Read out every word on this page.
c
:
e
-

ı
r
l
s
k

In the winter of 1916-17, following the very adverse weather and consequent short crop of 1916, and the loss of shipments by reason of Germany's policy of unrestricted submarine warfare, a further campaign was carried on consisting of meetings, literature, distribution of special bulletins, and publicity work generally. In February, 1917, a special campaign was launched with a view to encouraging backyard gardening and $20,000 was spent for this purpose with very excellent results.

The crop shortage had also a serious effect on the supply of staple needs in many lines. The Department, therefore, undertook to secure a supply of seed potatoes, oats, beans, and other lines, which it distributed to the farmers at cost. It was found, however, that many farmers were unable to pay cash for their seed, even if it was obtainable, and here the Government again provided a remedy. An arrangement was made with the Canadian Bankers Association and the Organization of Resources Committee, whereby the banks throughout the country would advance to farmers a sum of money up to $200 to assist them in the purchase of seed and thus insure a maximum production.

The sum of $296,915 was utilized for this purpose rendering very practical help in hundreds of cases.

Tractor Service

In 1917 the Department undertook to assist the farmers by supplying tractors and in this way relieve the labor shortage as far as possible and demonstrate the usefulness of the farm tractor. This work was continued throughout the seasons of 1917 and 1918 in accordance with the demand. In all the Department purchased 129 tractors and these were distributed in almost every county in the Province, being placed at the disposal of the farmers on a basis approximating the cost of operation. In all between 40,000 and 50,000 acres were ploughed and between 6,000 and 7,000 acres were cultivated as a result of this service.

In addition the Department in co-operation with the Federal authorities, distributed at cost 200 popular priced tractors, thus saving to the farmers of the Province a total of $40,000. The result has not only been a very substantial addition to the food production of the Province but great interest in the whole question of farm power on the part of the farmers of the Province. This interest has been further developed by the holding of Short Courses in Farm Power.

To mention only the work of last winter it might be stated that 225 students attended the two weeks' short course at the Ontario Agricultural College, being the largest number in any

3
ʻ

◇ ◇ ◇ ◇ ◇

### Request
Return every record, word for word.

### The reply
Read out every word on this page.
c
:
e
-

ı
r
l
s
k

In the winter of 1916-17, following the very adverse weather and consequent short crop of 1916, and the loss of shipments by reason of Germany's policy of unrestricted submarine warfare, a further campaign was carried on consisting of meetings, literature, distribution of special bulletins, and publicity work generally. In February, 1917, a special campaign was launched with a view to encouraging backyard gardening and $20,000 was spent for this purpose with very excellent results.

The crop shortage had also a serious effect on the supply of staple needs in many lines. The Department, therefore, undertook to secure a supply of seed potatoes, oats, beans, and other lines, which it distributed to the farmers at cost. It was found, however, that many farmers were unable to pay cash for their seed, even if it was obtainable, and here the Government again provided a remedy. An arrangement was made with the Canadian Bankers Association and the Organization of Resources Committee, whereby the banks throughout the country would advance to farmers a sum of money up to $200 to assist them in the purchase of seed and thus insure a maximum production.

The sum of $296,915 was utilized for this purpose rendering very practical help in hundreds of cases.

Tractor Service

In 1917 the Department undertook to assist the farmers by supplying tractors and in this way relieve the labor shortage as far as possible and demonstrate the usefulness of the farm tractor. This work was continued throughout the seasons of 1917 and 1918 in accordance with the demand. In all the Department purchased 129 tractors and these were distributed in almost every county in the Province, being placed at the disposal of the farmers on a basis approximating the cost of operation. In all between 40,000 and 50,000 acres were ploughed and between 6,000 and 7,000 acres were cultivated as a result of this service.

In addition the Department in co-operation with the Federal authorities, distributed at cost 200 popular priced tractors, thus saving to the farmers of the Province a total of $40,000. The result has not only been a very substantial addition to the food production of the Province but great interest in the whole question of farm power on the part of the farmers of the Province. This interest has been further developed by the holding of Short Courses in Farm Power.

To mention only the work of last winter it might be stated that 225 students attended the two weeks' short course at the Ontario Agricultural College, being the largest number in any

3
ʻ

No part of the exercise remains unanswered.